"""

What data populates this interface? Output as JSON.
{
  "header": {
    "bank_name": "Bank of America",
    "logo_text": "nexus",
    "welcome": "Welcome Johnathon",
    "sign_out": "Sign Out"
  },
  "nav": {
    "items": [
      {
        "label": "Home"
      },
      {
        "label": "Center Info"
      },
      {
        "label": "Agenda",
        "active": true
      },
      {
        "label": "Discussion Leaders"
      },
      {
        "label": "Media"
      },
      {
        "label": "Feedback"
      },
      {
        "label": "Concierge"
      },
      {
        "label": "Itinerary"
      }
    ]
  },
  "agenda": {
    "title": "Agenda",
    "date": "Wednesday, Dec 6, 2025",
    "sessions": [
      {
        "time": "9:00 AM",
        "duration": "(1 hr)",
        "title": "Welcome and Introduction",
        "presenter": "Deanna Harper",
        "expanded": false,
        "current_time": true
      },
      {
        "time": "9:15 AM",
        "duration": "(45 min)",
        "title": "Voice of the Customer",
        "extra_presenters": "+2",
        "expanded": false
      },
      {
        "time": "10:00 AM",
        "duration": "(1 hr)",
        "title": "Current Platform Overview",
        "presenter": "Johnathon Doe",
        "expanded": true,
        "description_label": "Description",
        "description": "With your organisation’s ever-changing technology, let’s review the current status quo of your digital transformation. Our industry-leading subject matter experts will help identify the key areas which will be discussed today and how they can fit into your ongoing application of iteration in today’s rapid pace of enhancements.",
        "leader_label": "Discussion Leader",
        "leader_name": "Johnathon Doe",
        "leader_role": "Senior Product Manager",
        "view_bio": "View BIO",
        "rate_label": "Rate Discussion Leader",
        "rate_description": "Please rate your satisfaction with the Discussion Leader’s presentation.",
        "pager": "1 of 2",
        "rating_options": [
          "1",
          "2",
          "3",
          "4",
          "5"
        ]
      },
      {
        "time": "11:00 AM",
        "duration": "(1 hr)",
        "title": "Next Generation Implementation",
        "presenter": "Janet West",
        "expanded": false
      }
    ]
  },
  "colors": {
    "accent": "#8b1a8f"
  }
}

"""

Set down every record above exactly as given.

What data populates this interface? Output as JSON.
{
  "header": {
    "bank_name": "Bank of America",
    "logo_text": "nexus",
    "welcome": "Welcome Johnathon",
    "sign_out": "Sign Out"
  },
  "nav": {
    "items": [
      {
        "label": "Home"
      },
      {
        "label": "Center Info"
      },
      {
        "label": "Agenda",
        "active": true
      },
      {
        "label": "Discussion Leaders"
      },
      {
        "label": "Media"
      },
      {
        "label": "Feedback"
      },
      {
        "label": "Concierge"
      },
      {
        "label": "Itinerary"
      }
    ]
  },
  "agenda": {
    "title": "Agenda",
    "date": "Wednesday, Dec 6, 2025",
    "sessions": [
      {
        "time": "9:00 AM",
        "duration": "(1 hr)",
        "title": "Welcome and Introduction",
        "presenter": "Deanna Harper",
        "expanded": false,
        "current_time": true
      },
      {
        "time": "9:15 AM",
        "duration": "(45 min)",
        "title": "Voice of the Customer",
        "extra_presenters": "+2",
        "expanded": false
      },
      {
        "time": "10:00 AM",
        "duration": "(1 hr)",
        "title": "Current Platform Overview",
        "presenter": "Johnathon Doe",
        "expanded": true,
        "description_label": "Description",
        "description": "With your organisation’s ever-changing technology, let’s review the current status quo of your digital transformation. Our industry-leading subject matter experts will help identify the key areas which will be discussed today and how they can fit into your ongoing application of iteration in today’s rapid pace of enhancements.",
        "leader_label": "Discussion Leader",
        "leader_name": "Johnathon Doe",
        "leader_role": "Senior Product Manager",
        "view_bio": "View BIO",
        "rate_label": "Rate Discussion Leader",
        "rate_description": "Please rate your satisfaction with the Discussion Leader’s presentation.",
        "pager": "1 of 2",
        "rating_options": [
          "1",
          "2",
          "3",
          "4",
          "5"
        ]
      },
      {
        "time": "11:00 AM",
        "duration": "(1 hr)",
        "title": "Next Generation Implementation",
        "presenter": "Janet West",
        "expanded": false
      }
    ]
  },
  "colors": {
    "accent": "#8b1a8f"
  }
}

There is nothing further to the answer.